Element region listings
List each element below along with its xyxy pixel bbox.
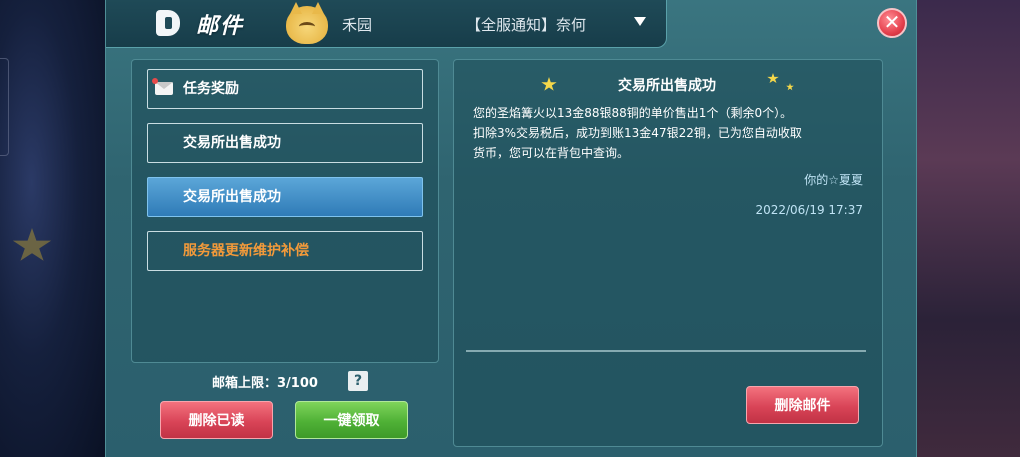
mail-subject: 交易所出售成功 <box>618 78 716 94</box>
mail-body-line: 货币，您可以在背包中查询。 <box>473 146 630 160</box>
mail-item-label: 服务器更新维护补偿 <box>183 243 309 259</box>
mail-item-label: 交易所出售成功 <box>183 135 281 151</box>
mail-body: 您的圣焰篝火以13金88银88铜的单价售出1个（剩余0个）。 扣除3%交易税后，… <box>473 103 863 163</box>
mailbox-quota: 邮箱上限：3/100 <box>212 376 318 391</box>
mail-item-trade-sold[interactable]: 交易所出售成功 <box>147 123 423 163</box>
mail-icon <box>156 10 180 36</box>
mail-item-quest-reward[interactable]: 任务奖励 <box>147 69 423 109</box>
mail-item-trade-sold-selected[interactable]: 交易所出售成功 <box>147 177 423 217</box>
mail-item-label: 任务奖励 <box>183 81 239 97</box>
mail-item-label: 交易所出售成功 <box>183 189 281 205</box>
side-tab <box>0 58 9 156</box>
divider <box>466 350 866 352</box>
help-button[interactable]: ? <box>348 371 368 391</box>
mail-body-line: 扣除3%交易税后，成功到账13金47银22铜，已为您自动收取 <box>473 126 802 140</box>
mail-date: 2022/06/19 17:37 <box>755 203 863 217</box>
chevron-down-icon[interactable] <box>634 17 646 26</box>
background-left <box>0 0 105 457</box>
mail-body-line: 您的圣焰篝火以13金88银88铜的单价售出1个（剩余0个）。 <box>473 106 793 120</box>
claim-all-button[interactable]: 一键领取 <box>295 401 408 439</box>
header-bar: 邮件 禾园 【全服通知】奈何 <box>106 0 667 48</box>
delete-read-button[interactable]: 删除已读 <box>160 401 273 439</box>
close-button[interactable]: ✕ <box>877 8 907 38</box>
page-title: 邮件 <box>196 14 245 39</box>
background-right <box>910 0 1020 457</box>
envelope-icon <box>152 78 173 95</box>
cat-avatar-icon <box>286 6 328 44</box>
ticker-partial: 禾园 <box>342 16 373 34</box>
mail-item-maintenance-compensation[interactable]: 服务器更新维护补偿 <box>147 231 423 271</box>
announcement-ticker[interactable]: 【全服通知】奈何 <box>466 14 586 35</box>
mail-sender: 你的☆夏夏 <box>804 173 863 187</box>
delete-mail-button[interactable]: 删除邮件 <box>746 386 859 424</box>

# Exercise:
Reproduce the lines of the listing starting at the line that contains "mail-subject: 交易所出售成功 <box>618" and ending at the line that contains "divider <box>466 350 866 352</box>", including both of those lines and nothing else.

# Answer for this exercise:
mail-subject: 交易所出售成功 <box>618 78 716 94</box>
mail-body-line: 货币，您可以在背包中查询。 <box>473 146 630 160</box>
mail-item-label: 服务器更新维护补偿 <box>183 243 309 259</box>
mail-item-label: 交易所出售成功 <box>183 135 281 151</box>
mail-body: 您的圣焰篝火以13金88银88铜的单价售出1个（剩余0个）。 扣除3%交易税后，… <box>473 103 863 163</box>
mailbox-quota: 邮箱上限：3/100 <box>212 376 318 391</box>
mail-item-trade-sold[interactable]: 交易所出售成功 <box>147 123 423 163</box>
mail-icon <box>156 10 180 36</box>
mail-item-quest-reward[interactable]: 任务奖励 <box>147 69 423 109</box>
mail-item-trade-sold-selected[interactable]: 交易所出售成功 <box>147 177 423 217</box>
mail-item-label: 任务奖励 <box>183 81 239 97</box>
mail-item-label: 交易所出售成功 <box>183 189 281 205</box>
side-tab <box>0 58 9 156</box>
divider <box>466 350 866 352</box>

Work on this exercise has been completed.